===== RESEÑA PROPORCIONADA

Megan 2.0 indudablemente tenía que ser más que su antecesora y lo logra. Si al principio esta historia se centró en los peligros de una inteligencia artificial con un objetivo trazado e ineludible, desatando el caos y haciendo correr la sangre para cumplirlo; esa exploración se hacía a nivel de usuario, a nivel micro. Era terror con personaje amenzante intentando volverse icónico y, en ese sentido mercantil, lo consiguió.
La secuela que asegura su retorno expande su visión. Indaga en las implicancias macro de la toma de consciencia de una inteligencia artificial y, como suele suceder en una producción estadounidense, explora lo que pasaría si su aplicación con fines militares se saliera de control. Así es como se avecina el apocalipsis en estos días: con la inminente amenaza que puede representar una IA que las personas del mundo actualmente están alimentado y cultivando como si fuese algo inocuo. ¿Vaticinio de una catástrofe? Tal vez. De ese pánico y ansiedad se aprovecha una vez más el cine, para traer de vuelta a Megan como única estandarte de la salvación.

==========

* [TAREAS PROPUESTAS]
- A) Según la reseña de Megan 2.0, ¿en qué sentido la secuela expande la visión de la primera película? Responde en una a tres oraciones.
- B) Transcribe sin cambios el fragmento de la reseña de Megan 2.0 comprendido entre "Megan 2.0 indudablemente" y "mercantil, lo consiguió.", ambos incluidos.
- C) Prolonga la reseña de Megan 2.0 a partir de su última oración.

===== REGISTROS EXTRAÍDOS

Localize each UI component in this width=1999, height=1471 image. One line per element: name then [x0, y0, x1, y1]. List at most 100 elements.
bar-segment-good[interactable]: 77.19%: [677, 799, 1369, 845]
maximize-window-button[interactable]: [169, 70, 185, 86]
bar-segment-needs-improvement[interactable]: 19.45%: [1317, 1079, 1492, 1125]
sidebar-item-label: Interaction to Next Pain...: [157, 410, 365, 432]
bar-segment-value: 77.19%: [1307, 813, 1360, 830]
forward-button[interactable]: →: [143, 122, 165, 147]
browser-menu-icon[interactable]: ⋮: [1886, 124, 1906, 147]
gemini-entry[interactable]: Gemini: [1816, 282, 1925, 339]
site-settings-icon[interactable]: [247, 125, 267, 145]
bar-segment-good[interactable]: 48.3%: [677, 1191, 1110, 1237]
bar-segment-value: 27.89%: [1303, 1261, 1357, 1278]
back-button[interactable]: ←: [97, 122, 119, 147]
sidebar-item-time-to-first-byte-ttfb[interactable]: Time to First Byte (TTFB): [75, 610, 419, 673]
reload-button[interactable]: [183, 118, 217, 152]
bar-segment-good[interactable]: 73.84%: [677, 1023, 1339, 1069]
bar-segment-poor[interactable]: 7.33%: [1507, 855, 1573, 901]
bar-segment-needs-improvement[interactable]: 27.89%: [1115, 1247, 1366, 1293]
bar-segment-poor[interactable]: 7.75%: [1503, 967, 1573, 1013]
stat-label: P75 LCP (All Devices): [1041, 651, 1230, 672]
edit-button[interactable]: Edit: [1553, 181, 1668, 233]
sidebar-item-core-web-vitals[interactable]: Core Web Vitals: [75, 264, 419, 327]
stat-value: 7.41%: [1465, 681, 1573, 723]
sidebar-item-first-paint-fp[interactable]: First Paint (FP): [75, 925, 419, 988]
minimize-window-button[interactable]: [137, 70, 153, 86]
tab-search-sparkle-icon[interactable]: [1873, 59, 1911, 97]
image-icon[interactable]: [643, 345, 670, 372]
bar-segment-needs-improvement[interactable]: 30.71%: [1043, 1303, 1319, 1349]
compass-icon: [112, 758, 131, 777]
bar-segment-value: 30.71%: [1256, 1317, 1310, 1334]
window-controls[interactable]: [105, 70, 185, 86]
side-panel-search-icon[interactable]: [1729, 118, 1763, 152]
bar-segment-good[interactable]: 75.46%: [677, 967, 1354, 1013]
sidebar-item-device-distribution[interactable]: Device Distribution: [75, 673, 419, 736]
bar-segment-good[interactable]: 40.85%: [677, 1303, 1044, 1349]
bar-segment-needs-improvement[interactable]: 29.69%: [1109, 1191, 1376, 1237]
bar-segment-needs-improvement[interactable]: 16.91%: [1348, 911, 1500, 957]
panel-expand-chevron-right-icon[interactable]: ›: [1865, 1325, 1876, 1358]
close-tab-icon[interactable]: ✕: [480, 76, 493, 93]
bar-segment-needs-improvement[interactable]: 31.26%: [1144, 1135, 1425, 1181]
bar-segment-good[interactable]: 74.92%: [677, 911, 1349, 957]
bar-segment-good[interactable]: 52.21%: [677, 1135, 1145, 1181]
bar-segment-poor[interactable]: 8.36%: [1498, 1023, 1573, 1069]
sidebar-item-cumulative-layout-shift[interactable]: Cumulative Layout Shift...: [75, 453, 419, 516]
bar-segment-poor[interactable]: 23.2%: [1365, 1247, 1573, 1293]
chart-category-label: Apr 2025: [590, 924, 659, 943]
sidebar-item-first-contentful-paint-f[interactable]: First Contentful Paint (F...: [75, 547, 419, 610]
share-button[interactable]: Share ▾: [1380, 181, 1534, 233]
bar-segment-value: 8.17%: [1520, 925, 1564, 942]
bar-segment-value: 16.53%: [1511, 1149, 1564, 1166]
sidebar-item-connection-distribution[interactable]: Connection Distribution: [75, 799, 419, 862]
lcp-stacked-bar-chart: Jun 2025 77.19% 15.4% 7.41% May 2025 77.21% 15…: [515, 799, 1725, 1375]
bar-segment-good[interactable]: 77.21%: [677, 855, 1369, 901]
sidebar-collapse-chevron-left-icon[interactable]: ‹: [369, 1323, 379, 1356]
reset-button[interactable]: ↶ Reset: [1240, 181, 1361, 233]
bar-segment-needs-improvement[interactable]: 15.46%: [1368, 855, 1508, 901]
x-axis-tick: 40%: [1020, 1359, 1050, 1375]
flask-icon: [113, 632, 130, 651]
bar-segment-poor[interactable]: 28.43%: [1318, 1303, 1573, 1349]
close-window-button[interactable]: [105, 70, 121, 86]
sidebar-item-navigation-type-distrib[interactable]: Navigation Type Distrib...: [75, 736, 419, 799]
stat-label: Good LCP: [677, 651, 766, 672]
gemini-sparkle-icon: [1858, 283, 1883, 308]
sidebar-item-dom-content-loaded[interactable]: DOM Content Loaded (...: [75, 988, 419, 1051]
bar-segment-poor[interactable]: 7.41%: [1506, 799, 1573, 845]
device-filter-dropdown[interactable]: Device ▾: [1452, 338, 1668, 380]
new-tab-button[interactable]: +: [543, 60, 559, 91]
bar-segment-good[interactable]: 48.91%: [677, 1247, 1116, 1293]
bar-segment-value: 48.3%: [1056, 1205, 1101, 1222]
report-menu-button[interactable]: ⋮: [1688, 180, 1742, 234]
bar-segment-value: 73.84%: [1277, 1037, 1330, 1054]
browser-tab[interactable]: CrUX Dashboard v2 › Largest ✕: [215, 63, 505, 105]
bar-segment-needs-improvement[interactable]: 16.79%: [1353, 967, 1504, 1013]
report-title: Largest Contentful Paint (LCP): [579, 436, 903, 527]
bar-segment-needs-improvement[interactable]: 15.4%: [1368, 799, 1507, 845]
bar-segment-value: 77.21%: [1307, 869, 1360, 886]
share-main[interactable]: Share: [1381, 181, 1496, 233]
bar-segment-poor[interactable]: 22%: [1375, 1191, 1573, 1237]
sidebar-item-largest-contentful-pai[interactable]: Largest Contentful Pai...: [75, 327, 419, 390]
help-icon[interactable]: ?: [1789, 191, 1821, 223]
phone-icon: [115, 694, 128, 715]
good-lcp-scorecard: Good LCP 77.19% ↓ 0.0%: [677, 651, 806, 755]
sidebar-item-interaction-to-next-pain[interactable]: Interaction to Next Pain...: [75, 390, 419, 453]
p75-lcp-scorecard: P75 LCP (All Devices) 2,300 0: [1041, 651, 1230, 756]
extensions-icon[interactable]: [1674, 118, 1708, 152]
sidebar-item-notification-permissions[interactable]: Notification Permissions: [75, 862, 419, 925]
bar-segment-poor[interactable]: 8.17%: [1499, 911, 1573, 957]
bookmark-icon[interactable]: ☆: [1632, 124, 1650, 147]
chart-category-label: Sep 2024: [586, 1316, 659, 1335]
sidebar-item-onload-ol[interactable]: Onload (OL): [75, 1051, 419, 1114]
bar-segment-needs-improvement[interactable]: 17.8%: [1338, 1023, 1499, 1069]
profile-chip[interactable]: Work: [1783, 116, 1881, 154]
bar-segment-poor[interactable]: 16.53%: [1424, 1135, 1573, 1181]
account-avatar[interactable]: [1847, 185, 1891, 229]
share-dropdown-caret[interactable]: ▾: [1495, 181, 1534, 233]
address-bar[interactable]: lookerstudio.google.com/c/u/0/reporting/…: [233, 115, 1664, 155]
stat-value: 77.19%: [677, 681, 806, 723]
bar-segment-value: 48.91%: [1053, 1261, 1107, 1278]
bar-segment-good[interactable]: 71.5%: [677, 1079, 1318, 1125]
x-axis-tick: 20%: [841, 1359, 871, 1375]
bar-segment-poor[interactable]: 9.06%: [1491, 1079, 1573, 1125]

==========

* [RESPUESTAS POR TAREA]
- A) La primera película exploraba los peligros de una inteligencia artificial a nivel de usuario, es decir, a nivel micro. La secuela, en cambio, indaga en las implicancias macro de que una inteligencia artificial tome conciencia y explora qué pasaría si su aplicación con fines militares se saliera de control.

- B)
Megan 2.0 indudablemente tenía que ser más que su antecesora y lo logra. Si al principio esta historia se centró en los peligros de una inteligencia artificial con un objetivo trazado e ineludible, desatando el caos y haciendo correr la sangre para cumplirlo; esa exploración se hacía a nivel de usuario, a nivel micro. Era terror con personaje amenzante intentando volverse icónico y, en ese sentido mercantil, lo consiguió.

- C)
Con un perfil de anti heroína, Megan hace frente a nuevas tecnologías, el magnate ambicioso y extravagante que ha desarrollado una innovación en el campo, las inseguridades humanas frente a la dudosa lealtad de lo digital, activistas de cartón dudosamente poco carismáticos y además la amenaza de un poder absoluto que puede tomarse el mundo, para necesariamente acabar con la imperfección de la humanidad.
Pero, ¿es Megan 2.0 una auto traición de Blumhouse a su icónico historial de terror? ¿Acaso la productora recibió un puñal en la espalda de su propia mano? Es que lo que se ve en la secuela de la popular película de 2022 no tiene nada que ver con el tipo de cine que vio nacer a la marca y con el que se hizo exitosa. La historia original escarbaba en el terror con muñecos -al estilo de Chucky, Annabelle, etc.-, quería atemorizar con el tema de la inteligencia artificial, pero sin sumergirse del todo en la ciencia ficción. Ahora, su sucesora hace todo lo contrario.
Se despoja completamente del terror, no tiene prácticamente nada del género. Y salta en picada al vacío para sumergirse en el tecno-thriller, sin vergüenza alguna de traicionar a los seguidores de la saga. Combina acción con ciencia ficción sin asco, mientras toda la trama es permeada por un estilo de comedia que incluso se ufana de incorporar momentos completamente ridículos.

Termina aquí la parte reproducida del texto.